▸ CHALLENGE
For the entries that follow, state how many lines include the word "英语分数线", giving the number and nothing else.

▸ RECORDED INFORMATION
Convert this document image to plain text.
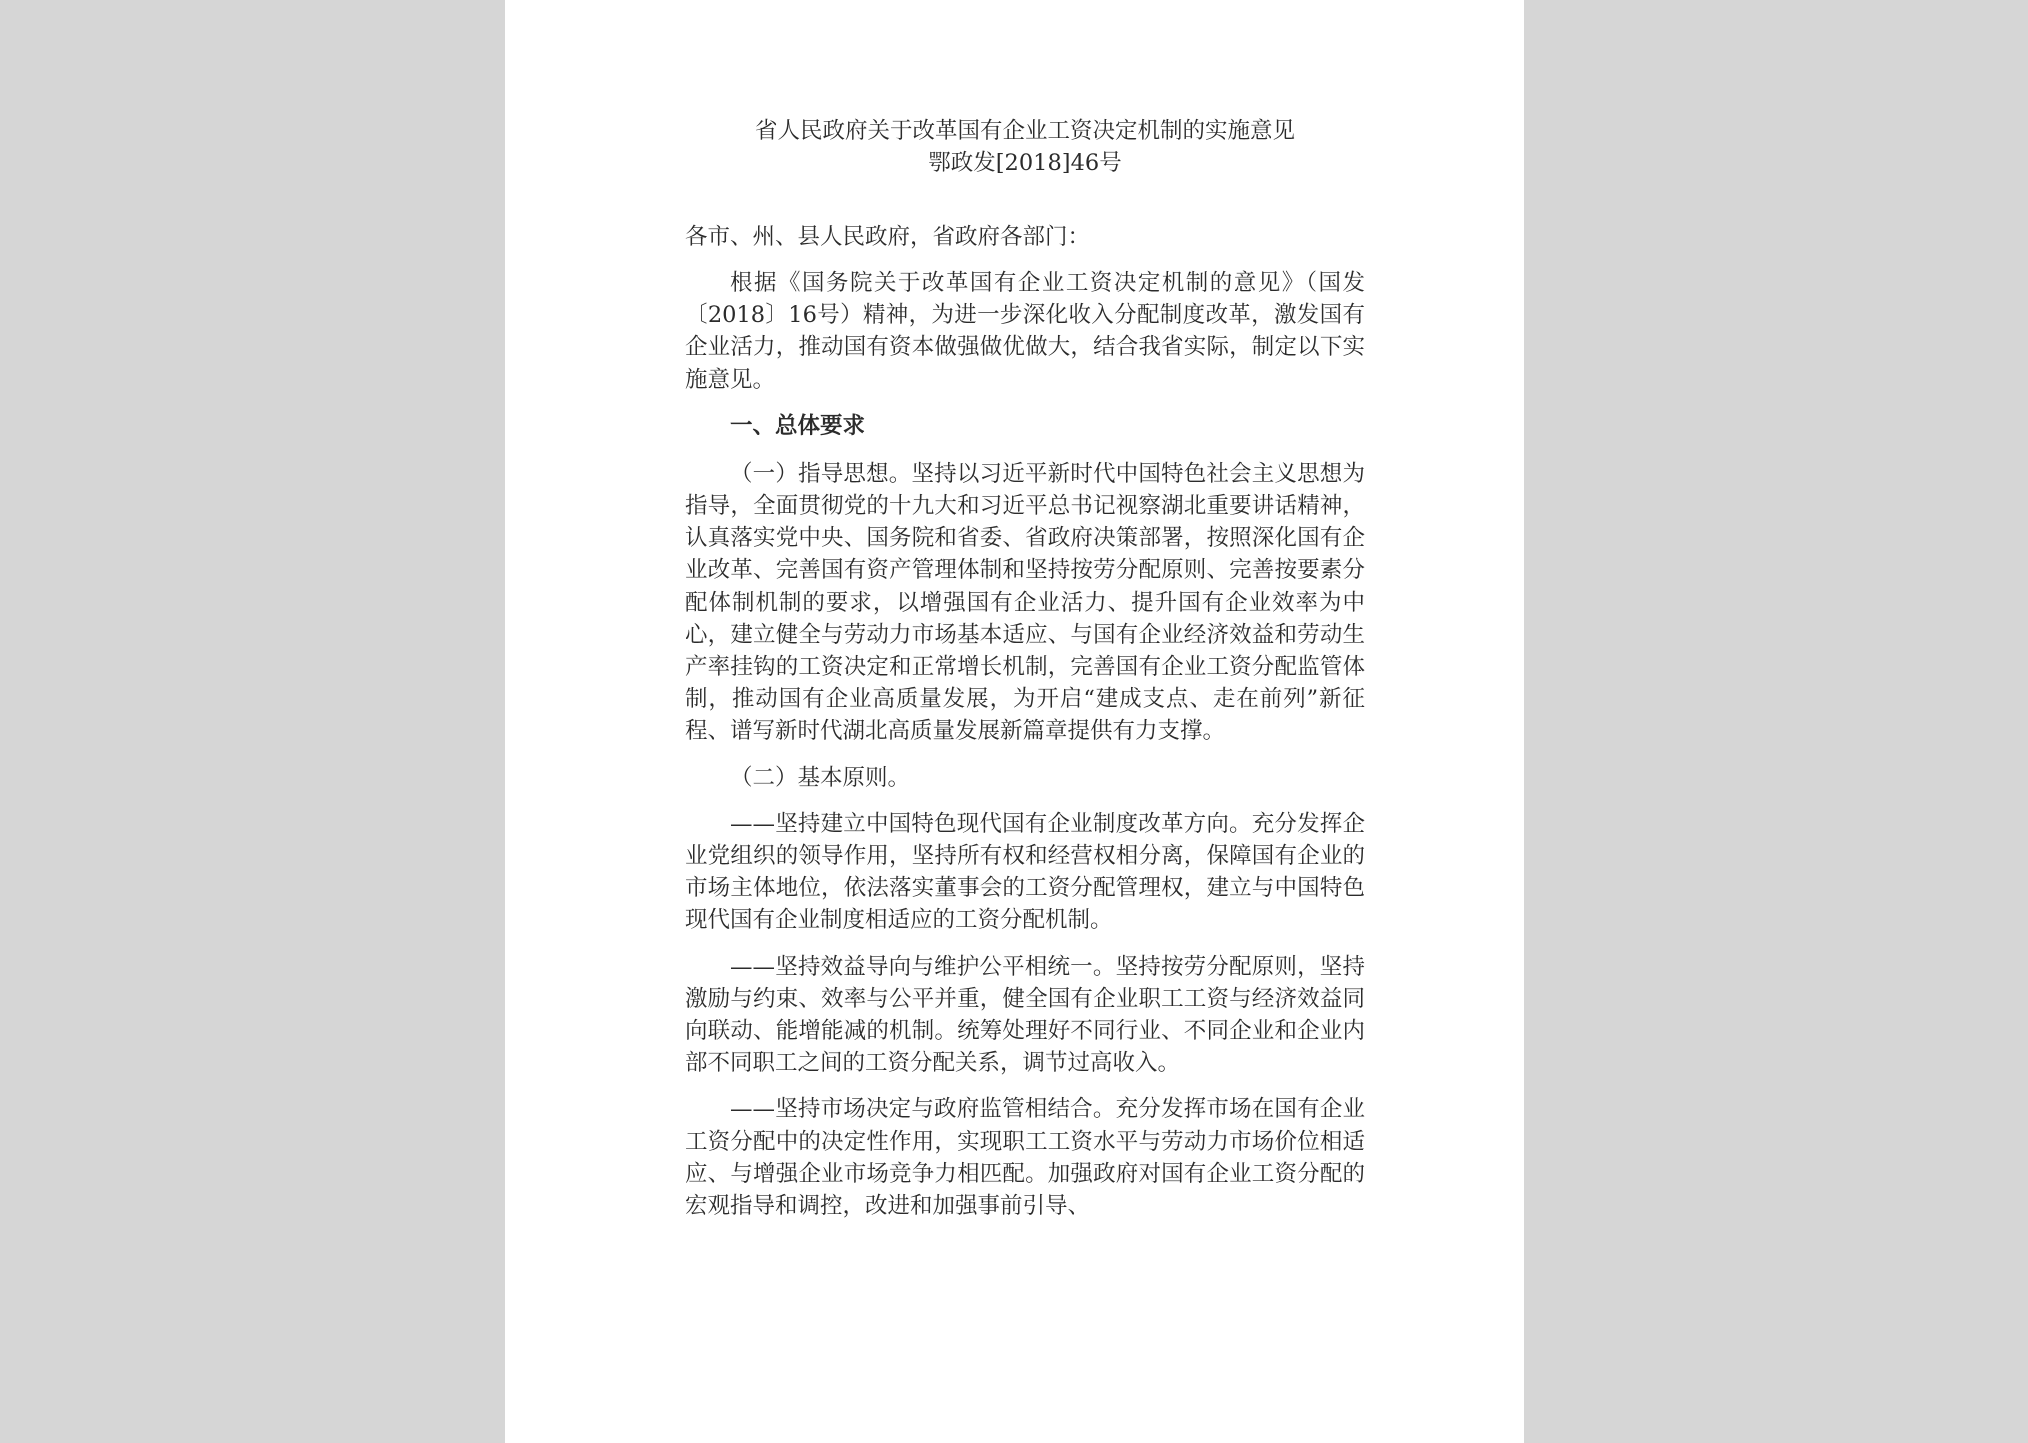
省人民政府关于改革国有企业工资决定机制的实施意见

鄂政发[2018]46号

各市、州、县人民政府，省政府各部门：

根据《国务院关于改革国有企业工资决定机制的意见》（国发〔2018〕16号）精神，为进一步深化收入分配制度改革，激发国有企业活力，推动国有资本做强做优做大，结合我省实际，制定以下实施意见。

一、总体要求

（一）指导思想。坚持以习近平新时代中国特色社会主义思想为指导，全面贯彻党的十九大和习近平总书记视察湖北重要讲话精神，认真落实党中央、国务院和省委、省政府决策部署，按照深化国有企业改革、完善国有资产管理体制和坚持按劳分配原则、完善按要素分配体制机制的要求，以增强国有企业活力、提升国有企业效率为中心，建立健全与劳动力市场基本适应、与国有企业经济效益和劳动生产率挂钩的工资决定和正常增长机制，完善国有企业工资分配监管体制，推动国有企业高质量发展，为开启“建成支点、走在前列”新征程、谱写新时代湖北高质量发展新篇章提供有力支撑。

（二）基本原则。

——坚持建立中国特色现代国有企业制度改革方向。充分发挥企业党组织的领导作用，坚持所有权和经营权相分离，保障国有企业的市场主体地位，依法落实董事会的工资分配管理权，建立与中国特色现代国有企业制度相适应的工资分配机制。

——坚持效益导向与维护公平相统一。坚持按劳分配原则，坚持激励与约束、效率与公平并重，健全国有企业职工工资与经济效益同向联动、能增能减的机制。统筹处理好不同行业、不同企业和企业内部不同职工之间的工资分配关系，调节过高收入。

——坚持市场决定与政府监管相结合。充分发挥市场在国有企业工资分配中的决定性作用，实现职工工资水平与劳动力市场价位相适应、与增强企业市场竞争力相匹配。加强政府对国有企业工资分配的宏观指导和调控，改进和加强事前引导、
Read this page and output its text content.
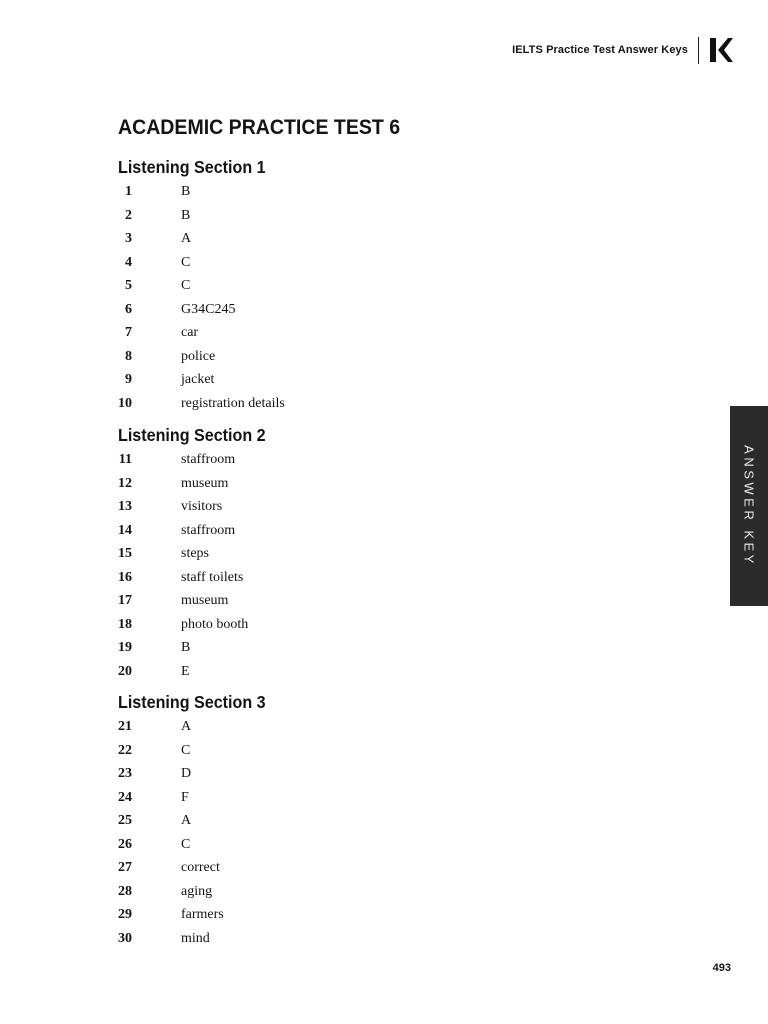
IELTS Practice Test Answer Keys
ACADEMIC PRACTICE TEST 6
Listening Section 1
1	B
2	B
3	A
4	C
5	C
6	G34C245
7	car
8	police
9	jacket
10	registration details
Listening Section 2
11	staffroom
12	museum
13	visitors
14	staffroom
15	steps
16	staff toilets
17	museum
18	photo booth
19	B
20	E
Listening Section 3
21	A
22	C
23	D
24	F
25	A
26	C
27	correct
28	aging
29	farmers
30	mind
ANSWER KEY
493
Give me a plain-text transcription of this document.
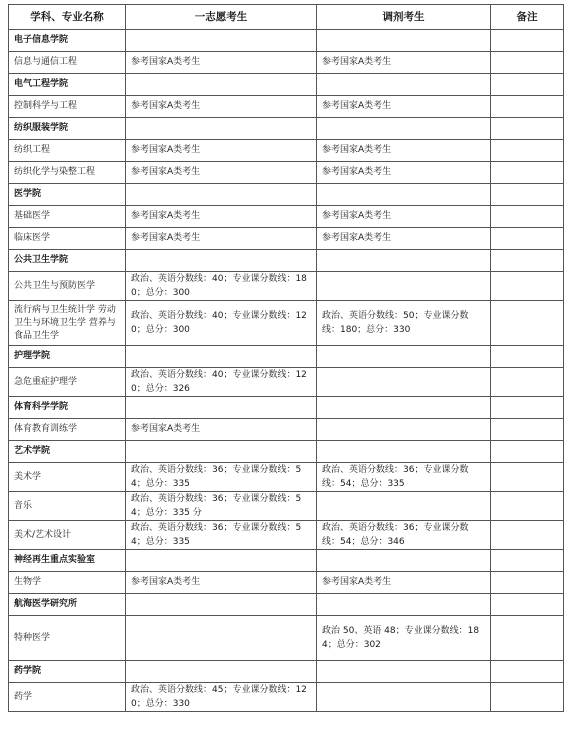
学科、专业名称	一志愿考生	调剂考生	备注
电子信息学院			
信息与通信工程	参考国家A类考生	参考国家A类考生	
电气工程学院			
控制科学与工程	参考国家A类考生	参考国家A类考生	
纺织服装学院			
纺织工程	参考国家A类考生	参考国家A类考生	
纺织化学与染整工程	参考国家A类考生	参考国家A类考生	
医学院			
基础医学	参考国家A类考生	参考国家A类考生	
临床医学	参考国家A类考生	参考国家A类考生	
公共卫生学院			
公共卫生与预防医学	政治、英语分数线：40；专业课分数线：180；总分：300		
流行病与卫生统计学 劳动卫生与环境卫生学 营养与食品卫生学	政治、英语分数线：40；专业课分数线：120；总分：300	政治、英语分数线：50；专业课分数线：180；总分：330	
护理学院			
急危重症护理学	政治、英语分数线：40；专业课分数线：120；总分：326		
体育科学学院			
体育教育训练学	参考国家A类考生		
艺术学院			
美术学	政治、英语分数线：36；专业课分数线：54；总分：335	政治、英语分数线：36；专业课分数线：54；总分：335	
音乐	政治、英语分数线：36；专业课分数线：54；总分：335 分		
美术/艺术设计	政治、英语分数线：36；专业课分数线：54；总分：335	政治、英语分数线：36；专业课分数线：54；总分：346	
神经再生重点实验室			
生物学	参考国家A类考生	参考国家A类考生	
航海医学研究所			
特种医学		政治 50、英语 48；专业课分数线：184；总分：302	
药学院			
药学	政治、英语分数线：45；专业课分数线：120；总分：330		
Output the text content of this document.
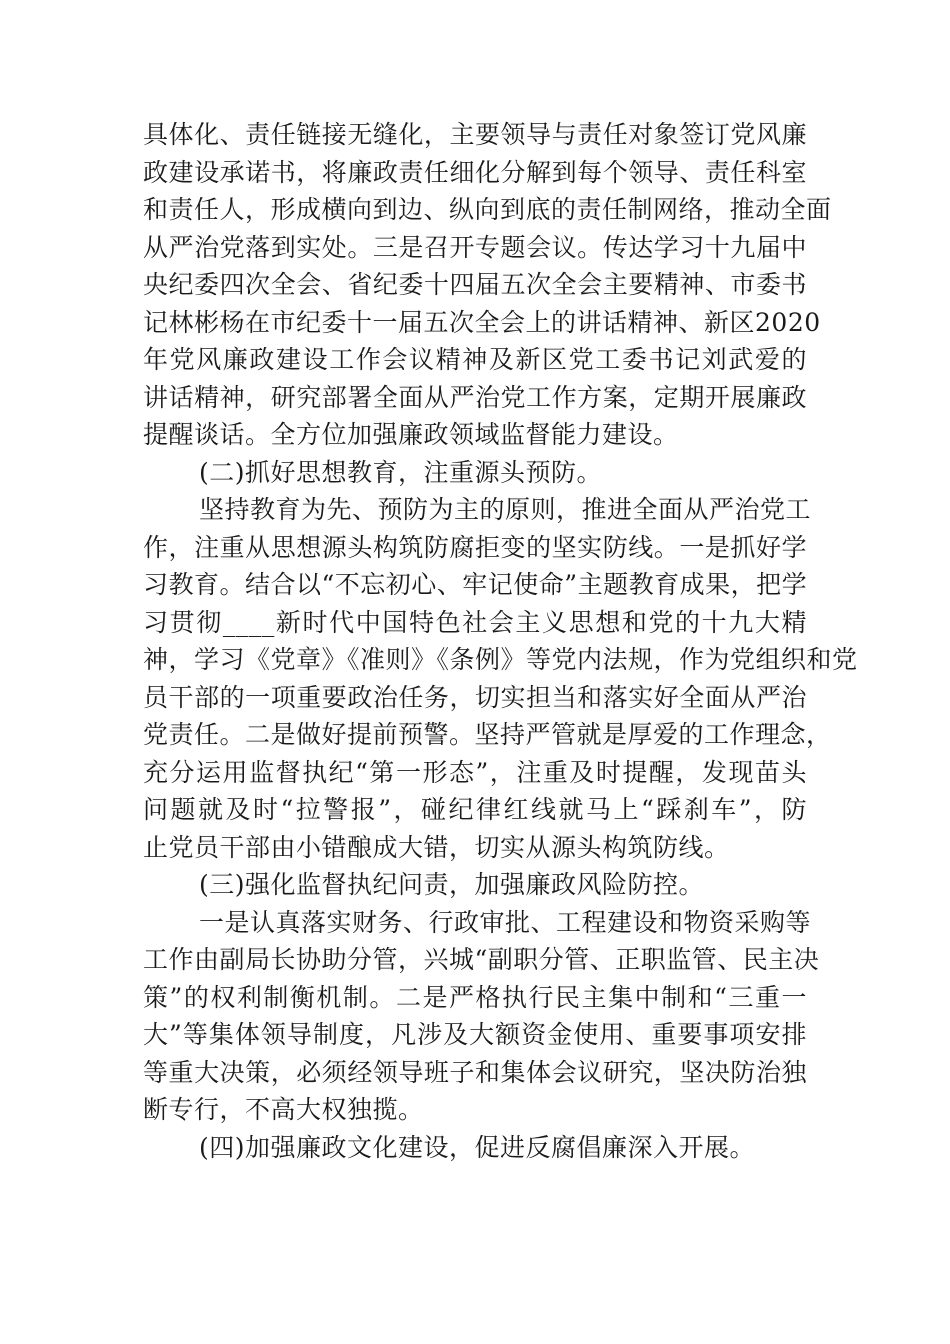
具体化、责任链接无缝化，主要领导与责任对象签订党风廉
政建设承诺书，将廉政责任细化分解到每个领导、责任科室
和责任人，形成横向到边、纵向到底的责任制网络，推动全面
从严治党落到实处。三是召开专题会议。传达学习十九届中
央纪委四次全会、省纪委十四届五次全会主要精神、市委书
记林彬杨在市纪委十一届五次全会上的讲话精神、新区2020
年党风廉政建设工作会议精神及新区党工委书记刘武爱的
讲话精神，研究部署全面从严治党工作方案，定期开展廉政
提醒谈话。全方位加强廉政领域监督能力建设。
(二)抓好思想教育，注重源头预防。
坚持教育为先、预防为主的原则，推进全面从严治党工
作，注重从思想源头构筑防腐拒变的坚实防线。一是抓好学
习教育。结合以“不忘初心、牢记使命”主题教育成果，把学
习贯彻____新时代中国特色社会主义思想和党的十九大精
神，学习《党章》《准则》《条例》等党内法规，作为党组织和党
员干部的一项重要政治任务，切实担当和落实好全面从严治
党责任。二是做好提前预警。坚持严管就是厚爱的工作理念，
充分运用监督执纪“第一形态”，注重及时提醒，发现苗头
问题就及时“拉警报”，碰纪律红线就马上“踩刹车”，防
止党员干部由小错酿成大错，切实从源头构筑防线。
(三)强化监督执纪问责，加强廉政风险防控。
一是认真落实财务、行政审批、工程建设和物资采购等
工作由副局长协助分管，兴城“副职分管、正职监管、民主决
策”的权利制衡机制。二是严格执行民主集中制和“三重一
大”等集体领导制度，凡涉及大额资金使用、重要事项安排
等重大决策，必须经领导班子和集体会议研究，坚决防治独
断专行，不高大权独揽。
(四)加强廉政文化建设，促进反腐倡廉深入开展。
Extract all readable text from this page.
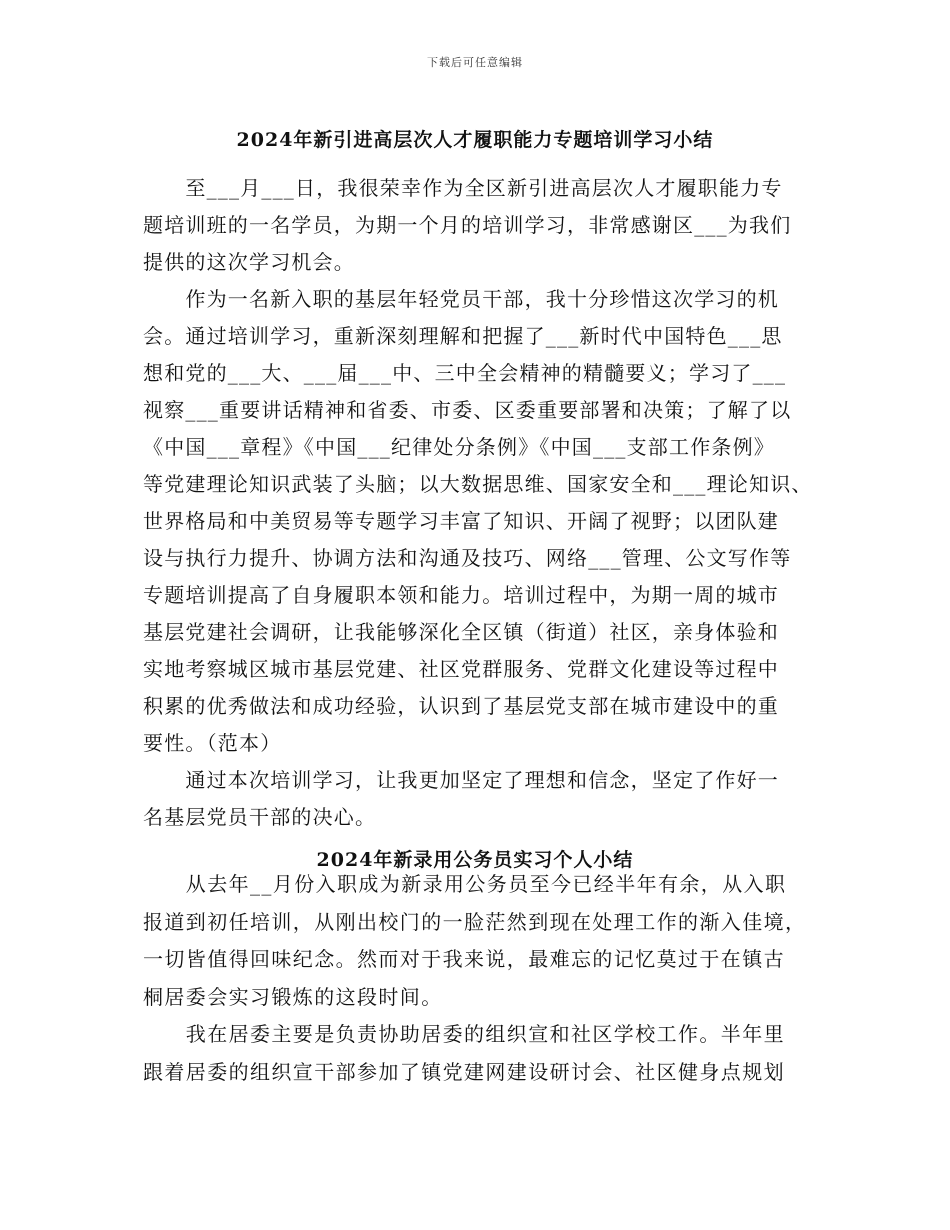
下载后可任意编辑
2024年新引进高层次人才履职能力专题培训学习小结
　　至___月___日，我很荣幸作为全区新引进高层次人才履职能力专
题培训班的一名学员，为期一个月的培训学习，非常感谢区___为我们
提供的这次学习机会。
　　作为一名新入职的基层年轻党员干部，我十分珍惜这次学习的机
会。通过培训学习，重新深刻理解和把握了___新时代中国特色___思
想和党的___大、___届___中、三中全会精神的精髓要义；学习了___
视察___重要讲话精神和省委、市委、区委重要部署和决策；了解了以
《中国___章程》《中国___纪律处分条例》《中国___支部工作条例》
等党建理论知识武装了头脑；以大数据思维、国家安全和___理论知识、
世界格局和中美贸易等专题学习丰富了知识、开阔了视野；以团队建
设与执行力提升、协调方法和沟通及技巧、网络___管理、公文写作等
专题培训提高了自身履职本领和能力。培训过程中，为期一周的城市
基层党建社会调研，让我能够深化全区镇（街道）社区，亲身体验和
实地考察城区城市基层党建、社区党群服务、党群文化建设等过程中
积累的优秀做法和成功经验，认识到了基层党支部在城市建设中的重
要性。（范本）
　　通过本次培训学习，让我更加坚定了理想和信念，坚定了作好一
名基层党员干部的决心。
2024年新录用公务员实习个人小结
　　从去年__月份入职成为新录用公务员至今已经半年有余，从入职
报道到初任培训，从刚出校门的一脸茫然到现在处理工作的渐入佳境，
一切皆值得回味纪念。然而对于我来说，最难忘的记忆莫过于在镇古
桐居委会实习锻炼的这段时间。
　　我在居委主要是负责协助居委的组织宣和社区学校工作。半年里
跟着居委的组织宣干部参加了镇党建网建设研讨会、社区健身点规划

▸ CORRECT ANSWER
7